• _What needs to be done_
Repeat all of the data precisely.

Dataset items:
↓

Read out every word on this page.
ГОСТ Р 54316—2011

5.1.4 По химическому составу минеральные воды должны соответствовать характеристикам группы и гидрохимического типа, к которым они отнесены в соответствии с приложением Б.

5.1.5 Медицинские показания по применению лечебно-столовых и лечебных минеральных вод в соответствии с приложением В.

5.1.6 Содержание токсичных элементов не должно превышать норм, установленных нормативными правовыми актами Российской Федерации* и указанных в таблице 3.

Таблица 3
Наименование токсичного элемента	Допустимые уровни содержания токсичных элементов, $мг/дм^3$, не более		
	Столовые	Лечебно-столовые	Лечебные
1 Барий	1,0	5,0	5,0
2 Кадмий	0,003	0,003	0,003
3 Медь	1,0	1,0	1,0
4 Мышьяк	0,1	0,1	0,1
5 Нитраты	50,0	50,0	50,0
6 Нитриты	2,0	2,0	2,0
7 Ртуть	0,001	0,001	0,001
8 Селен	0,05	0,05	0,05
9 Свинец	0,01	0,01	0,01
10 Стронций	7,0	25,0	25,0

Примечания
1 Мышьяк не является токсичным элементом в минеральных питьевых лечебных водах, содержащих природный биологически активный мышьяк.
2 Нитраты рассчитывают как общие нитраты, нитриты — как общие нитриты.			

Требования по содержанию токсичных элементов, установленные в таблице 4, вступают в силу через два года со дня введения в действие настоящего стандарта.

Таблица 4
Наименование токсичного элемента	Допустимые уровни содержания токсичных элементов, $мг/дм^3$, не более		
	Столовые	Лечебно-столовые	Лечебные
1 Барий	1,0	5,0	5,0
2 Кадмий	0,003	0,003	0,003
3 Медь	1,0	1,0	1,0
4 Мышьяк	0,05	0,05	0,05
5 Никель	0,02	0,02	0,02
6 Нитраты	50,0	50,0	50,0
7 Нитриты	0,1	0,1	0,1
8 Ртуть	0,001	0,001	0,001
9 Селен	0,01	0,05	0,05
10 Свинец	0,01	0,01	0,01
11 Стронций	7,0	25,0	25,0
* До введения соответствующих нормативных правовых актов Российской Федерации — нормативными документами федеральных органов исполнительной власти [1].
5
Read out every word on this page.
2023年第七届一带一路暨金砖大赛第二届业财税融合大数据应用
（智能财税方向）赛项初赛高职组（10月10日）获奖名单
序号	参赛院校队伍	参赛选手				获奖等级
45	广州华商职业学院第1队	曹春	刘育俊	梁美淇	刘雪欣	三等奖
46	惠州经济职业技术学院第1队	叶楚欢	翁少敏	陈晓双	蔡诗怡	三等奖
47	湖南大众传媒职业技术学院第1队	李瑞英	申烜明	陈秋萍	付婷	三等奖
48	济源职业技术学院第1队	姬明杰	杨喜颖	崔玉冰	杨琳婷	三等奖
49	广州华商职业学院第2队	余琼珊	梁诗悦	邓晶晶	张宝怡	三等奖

↑

• _Task answer_
Read out every word on this page.
ГОСТ Р 54316—2011

5.1.4 По химическому составу минеральные воды должны соответствовать характеристикам группы и гидрохимического типа, к которым они отнесены в соответствии с приложением Б.

5.1.5 Медицинские показания по применению лечебно-столовых и лечебных минеральных вод в соответствии с приложением В.

5.1.6 Содержание токсичных элементов не должно превышать норм, установленных нормативными правовыми актами Российской Федерации* и указанных в таблице 3.

Таблица 3
Наименование токсичного элемента	Допустимые уровни содержания токсичных элементов, $мг/дм^3$, не более		
	Столовые	Лечебно-столовые	Лечебные
1 Барий	1,0	5,0	5,0
2 Кадмий	0,003	0,003	0,003
3 Медь	1,0	1,0	1,0
4 Мышьяк	0,1	0,1	0,1
5 Нитраты	50,0	50,0	50,0
6 Нитриты	2,0	2,0	2,0
7 Ртуть	0,001	0,001	0,001
8 Селен	0,05	0,05	0,05
9 Свинец	0,01	0,01	0,01
10 Стронций	7,0	25,0	25,0

Примечания
1 Мышьяк не является токсичным элементом в минеральных питьевых лечебных водах, содержащих природный биологически активный мышьяк.
2 Нитраты рассчитывают как общие нитраты, нитриты — как общие нитриты.			

Требования по содержанию токсичных элементов, установленные в таблице 4, вступают в силу через два года со дня введения в действие настоящего стандарта.

Таблица 4
Наименование токсичного элемента	Допустимые уровни содержания токсичных элементов, $мг/дм^3$, не более		
	Столовые	Лечебно-столовые	Лечебные
1 Барий	1,0	5,0	5,0
2 Кадмий	0,003	0,003	0,003
3 Медь	1,0	1,0	1,0
4 Мышьяк	0,05	0,05	0,05
5 Никель	0,02	0,02	0,02
6 Нитраты	50,0	50,0	50,0
7 Нитриты	0,1	0,1	0,1
8 Ртуть	0,001	0,001	0,001
9 Селен	0,01	0,05	0,05
10 Свинец	0,01	0,01	0,01
11 Стронций	7,0	25,0	25,0
* До введения соответствующих нормативных правовых актов Российской Федерации — нормативными документами федеральных органов исполнительной власти [1].
5
Read out every word on this page.
2023年第七届一带一路暨金砖大赛第二届业财税融合大数据应用
（智能财税方向）赛项初赛高职组（10月10日）获奖名单
序号	参赛院校队伍	参赛选手				获奖等级
45	广州华商职业学院第1队	曹春	刘育俊	梁美淇	刘雪欣	三等奖
46	惠州经济职业技术学院第1队	叶楚欢	翁少敏	陈晓双	蔡诗怡	三等奖
47	湖南大众传媒职业技术学院第1队	李瑞英	申烜明	陈秋萍	付婷	三等奖
48	济源职业技术学院第1队	姬明杰	杨喜颖	崔玉冰	杨琳婷	三等奖
49	广州华商职业学院第2队	余琼珊	梁诗悦	邓晶晶	张宝怡	三等奖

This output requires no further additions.